Stored records.
__________________________________________________

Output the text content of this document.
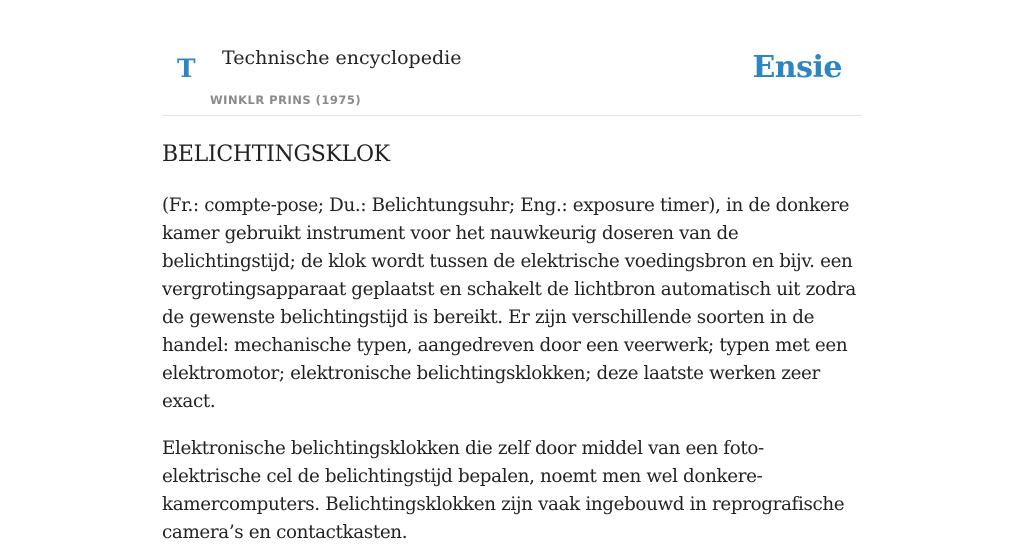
T Technische encyclopedie
WINKLR PRINS (1975)
Ensie
BELICHTINGSKLOK

(Fr.: compte-pose; Du.: Belichtungsuhr; Eng.: exposure timer), in de donkere kamer gebruikt instrument voor het nauwkeurig doseren van de belichtingstijd; de klok wordt tussen de elektrische voedingsbron en bijv. een vergrotingsapparaat geplaatst en schakelt de lichtbron automatisch uit zodra de gewenste belichtingstijd is bereikt. Er zijn verschillende soorten in de handel: mechanische typen, aangedreven door een veerwerk; typen met een elektromotor; elektronische belichtingsklokken; deze laatste werken zeer exact.

Elektronische belichtingsklokken die zelf door middel van een foto-elektrische cel de belichtingstijd bepalen, noemt men wel donkere-kamercomputers. Belichtingsklokken zijn vaak ingebouwd in reprografische camera’s en contactkasten.
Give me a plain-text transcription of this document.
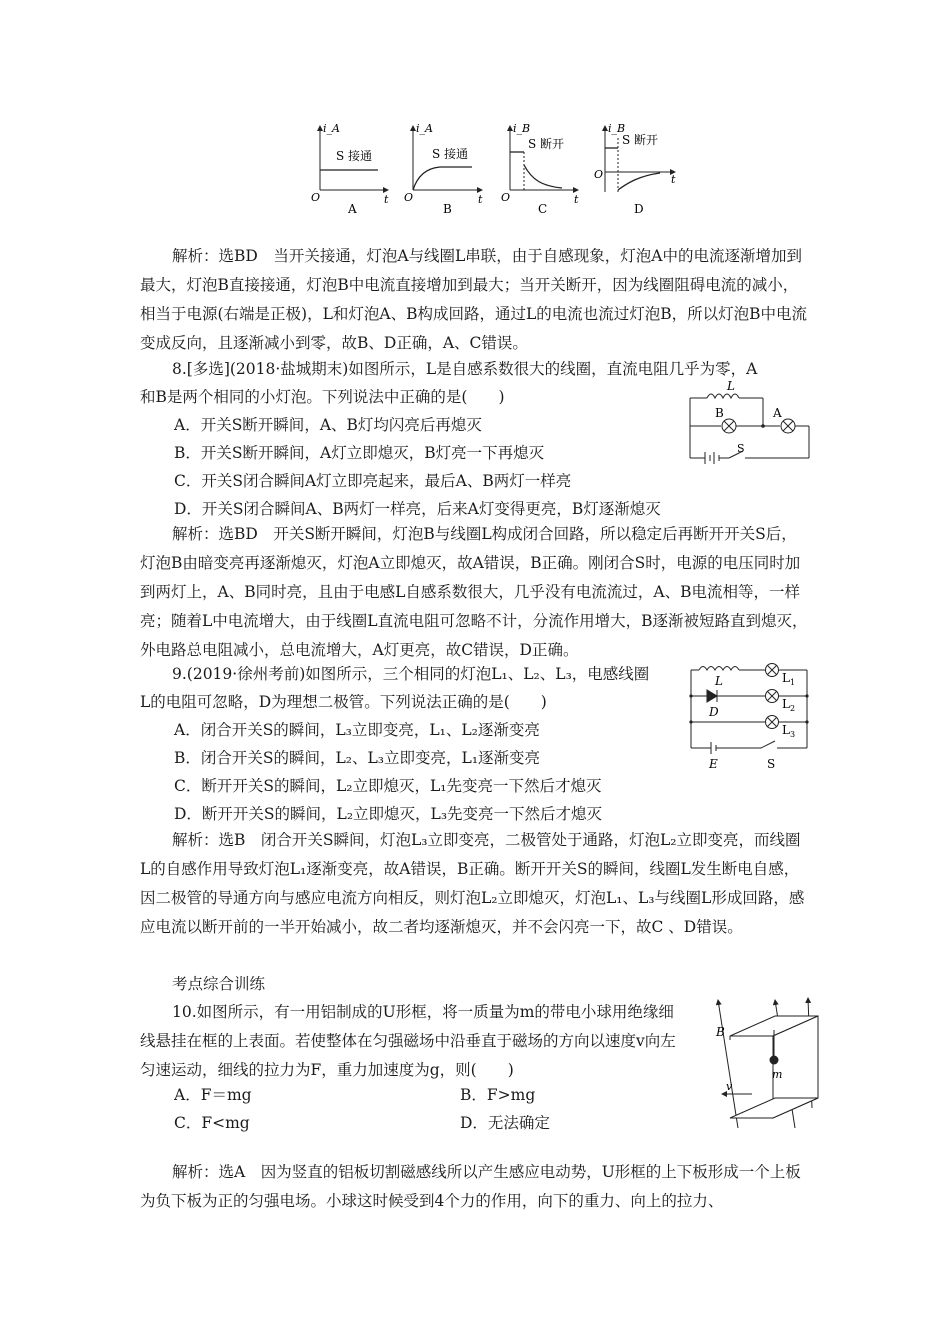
i_A
S 接通
O	t
A
i_A
S 接通
O	t
B
i_B
S 断开
O	t
C
i_B
S 断开
O	t
D
解析：选BD　当开关接通，灯泡A与线圈L串联，由于自感现象，灯泡A中的电流逐渐增加到最大，灯泡B直接接通，灯泡B中电流直接增加到最大；当开关断开，因为线圈阻碍电流的减小，相当于电源(右端是正极)，L和灯泡A、B构成回路，通过L的电流也流过灯泡B，所以灯泡B中电流变成反向，且逐渐减小到零，故B、D正确，A、C错误。
8.[多选](2018·盐城期末)如图所示，L是自感系数很大的线圈，直流电阻几乎为零，A
和B是两个相同的小灯泡。下列说法中正确的是(　　)
A．开关S断开瞬间，A、B灯均闪亮后再熄灭
B．开关S断开瞬间，A灯立即熄灭，B灯亮一下再熄灭
C．开关S闭合瞬间A灯立即亮起来，最后A、B两灯一样亮
D．开关S闭合瞬间A、B两灯一样亮，后来A灯变得更亮，B灯逐渐熄灭
L
B	A
S
解析：选BD　开关S断开瞬间，灯泡B与线圈L构成闭合回路，所以稳定后再断开开关S后，灯泡B由暗变亮再逐渐熄灭，灯泡A立即熄灭，故A错误，B正确。刚闭合S时，电源的电压同时加到两灯上，A、B同时亮，且由于电感L自感系数很大，几乎没有电流流过，A、B电流相等，一样亮；随着L中电流增大，由于线圈L直流电阻可忽略不计，分流作用增大，B逐渐被短路直到熄灭，外电路总电阻减小，总电流增大，A灯更亮，故C错误，D正确。
9.(2019·徐州考前)如图所示，三个相同的灯泡L₁、L₂、L₃，电感线圈
L的电阻可忽略，D为理想二极管。下列说法正确的是(　　)
A．闭合开关S的瞬间，L₃立即变亮，L₁、L₂逐渐变亮
B．闭合开关S的瞬间，L₂、L₃立即变亮，L₁逐渐变亮
C．断开开关S的瞬间，L₂立即熄灭，L₁先变亮一下然后才熄灭
D．断开开关S的瞬间，L₂立即熄灭，L₃先变亮一下然后才熄灭
L
D
E	S
L 1
L 2
L 3
解析：选B　闭合开关S瞬间，灯泡L₃立即变亮，二极管处于通路，灯泡L₂立即变亮，而线圈L的自感作用导致灯泡L₁逐渐变亮，故A错误，B正确。断开开关S的瞬间，线圈L发生断电自感，因二极管的导通方向与感应电流方向相反，则灯泡L₂立即熄灭，灯泡L₁、L₃与线圈L形成回路，感应电流以断开前的一半开始减小，故二者均逐渐熄灭，并不会闪亮一下，故C 、D错误。
考点综合训练
10.如图所示，有一用铝制成的U形框，将一质量为m的带电小球用绝缘细线悬挂在框的上表面。若使整体在匀强磁场中沿垂直于磁场的方向以速度v向左匀速运动，细线的拉力为F，重力加速度为g，则(　　)
A．F＝mg	B．F>mg
C．F<mg	D．无法确定
B
v
m
解析：选A　因为竖直的铝板切割磁感线所以产生感应电动势，U形框的上下板形成一个上板为负下板为正的匀强电场。小球这时候受到4个力的作用，向下的重力、向上的拉力、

__________________________________________________

What you will do. Leave the pictures out and reproduce each record exactly as written.

Complete output.
Output the text content of this document.
T Technische encyclopedie
WINKLR PRINS (1975)
Ensie
BELICHTINGSKLOK

(Fr.: compte-pose; Du.: Belichtungsuhr; Eng.: exposure timer), in de donkere kamer gebruikt instrument voor het nauwkeurig doseren van de belichtingstijd; de klok wordt tussen de elektrische voedingsbron en bijv. een vergrotingsapparaat geplaatst en schakelt de lichtbron automatisch uit zodra de gewenste belichtingstijd is bereikt. Er zijn verschillende soorten in de handel: mechanische typen, aangedreven door een veerwerk; typen met een elektromotor; elektronische belichtingsklokken; deze laatste werken zeer exact.

Elektronische belichtingsklokken die zelf door middel van een foto-elektrische cel de belichtingstijd bepalen, noemt men wel donkere-kamercomputers. Belichtingsklokken zijn vaak ingebouwd in reprografische camera’s en contactkasten.
Give me a plain-text transcription of this document.
i_A
S 接通
O	t
A
i_A
S 接通
O	t
B
i_B
S 断开
O	t
C
i_B
S 断开
O	t
D
解析：选BD　当开关接通，灯泡A与线圈L串联，由于自感现象，灯泡A中的电流逐渐增加到最大，灯泡B直接接通，灯泡B中电流直接增加到最大；当开关断开，因为线圈阻碍电流的减小，相当于电源(右端是正极)，L和灯泡A、B构成回路，通过L的电流也流过灯泡B，所以灯泡B中电流变成反向，且逐渐减小到零，故B、D正确，A、C错误。
8.[多选](2018·盐城期末)如图所示，L是自感系数很大的线圈，直流电阻几乎为零，A
和B是两个相同的小灯泡。下列说法中正确的是(　　)
A．开关S断开瞬间，A、B灯均闪亮后再熄灭
B．开关S断开瞬间，A灯立即熄灭，B灯亮一下再熄灭
C．开关S闭合瞬间A灯立即亮起来，最后A、B两灯一样亮
D．开关S闭合瞬间A、B两灯一样亮，后来A灯变得更亮，B灯逐渐熄灭
L
B	A
S
解析：选BD　开关S断开瞬间，灯泡B与线圈L构成闭合回路，所以稳定后再断开开关S后，灯泡B由暗变亮再逐渐熄灭，灯泡A立即熄灭，故A错误，B正确。刚闭合S时，电源的电压同时加到两灯上，A、B同时亮，且由于电感L自感系数很大，几乎没有电流流过，A、B电流相等，一样亮；随着L中电流增大，由于线圈L直流电阻可忽略不计，分流作用增大，B逐渐被短路直到熄灭，外电路总电阻减小，总电流增大，A灯更亮，故C错误，D正确。
9.(2019·徐州考前)如图所示，三个相同的灯泡L₁、L₂、L₃，电感线圈
L的电阻可忽略，D为理想二极管。下列说法正确的是(　　)
A．闭合开关S的瞬间，L₃立即变亮，L₁、L₂逐渐变亮
B．闭合开关S的瞬间，L₂、L₃立即变亮，L₁逐渐变亮
C．断开开关S的瞬间，L₂立即熄灭，L₁先变亮一下然后才熄灭
D．断开开关S的瞬间，L₂立即熄灭，L₃先变亮一下然后才熄灭
L
D
E	S
L 1
L 2
L 3
解析：选B　闭合开关S瞬间，灯泡L₃立即变亮，二极管处于通路，灯泡L₂立即变亮，而线圈L的自感作用导致灯泡L₁逐渐变亮，故A错误，B正确。断开开关S的瞬间，线圈L发生断电自感，因二极管的导通方向与感应电流方向相反，则灯泡L₂立即熄灭，灯泡L₁、L₃与线圈L形成回路，感应电流以断开前的一半开始减小，故二者均逐渐熄灭，并不会闪亮一下，故C 、D错误。
考点综合训练
10.如图所示，有一用铝制成的U形框，将一质量为m的带电小球用绝缘细线悬挂在框的上表面。若使整体在匀强磁场中沿垂直于磁场的方向以速度v向左匀速运动，细线的拉力为F，重力加速度为g，则(　　)
A．F＝mg	B．F>mg
C．F<mg	D．无法确定
B
v
m
解析：选A　因为竖直的铝板切割磁感线所以产生感应电动势，U形框的上下板形成一个上板为负下板为正的匀强电场。小球这时候受到4个力的作用，向下的重力、向上的拉力、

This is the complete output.